:: EXERCISE OBJECTIVE ::
In the records below, find each line containing the word "sera" and copy it.
+---+
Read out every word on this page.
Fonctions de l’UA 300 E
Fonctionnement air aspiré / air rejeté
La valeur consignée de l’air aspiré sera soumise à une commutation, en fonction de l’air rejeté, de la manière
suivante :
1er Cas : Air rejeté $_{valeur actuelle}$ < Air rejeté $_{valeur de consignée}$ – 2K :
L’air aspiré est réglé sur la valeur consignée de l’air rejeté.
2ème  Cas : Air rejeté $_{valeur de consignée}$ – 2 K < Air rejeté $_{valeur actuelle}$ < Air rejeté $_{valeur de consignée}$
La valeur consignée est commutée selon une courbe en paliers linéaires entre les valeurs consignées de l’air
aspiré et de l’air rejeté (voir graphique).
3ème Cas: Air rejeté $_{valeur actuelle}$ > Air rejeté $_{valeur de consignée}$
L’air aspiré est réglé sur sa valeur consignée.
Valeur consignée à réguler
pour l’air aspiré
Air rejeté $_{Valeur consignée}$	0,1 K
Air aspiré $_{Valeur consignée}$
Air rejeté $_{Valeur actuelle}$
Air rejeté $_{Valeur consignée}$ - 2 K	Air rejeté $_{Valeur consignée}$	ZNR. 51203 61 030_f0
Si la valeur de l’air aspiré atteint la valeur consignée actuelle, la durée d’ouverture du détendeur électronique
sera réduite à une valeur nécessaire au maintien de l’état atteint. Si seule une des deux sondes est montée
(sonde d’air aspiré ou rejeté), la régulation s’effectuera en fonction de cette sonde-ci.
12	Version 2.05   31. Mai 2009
+---+
:: RESULT OF THE TASK ::
La valeur consignée de l’air aspiré sera soumise à une commutation, en fonction de l’air rejeté, de la manière
sera réduite à une valeur nécessaire au maintien de l’état atteint. Si seule une des deux sondes est montée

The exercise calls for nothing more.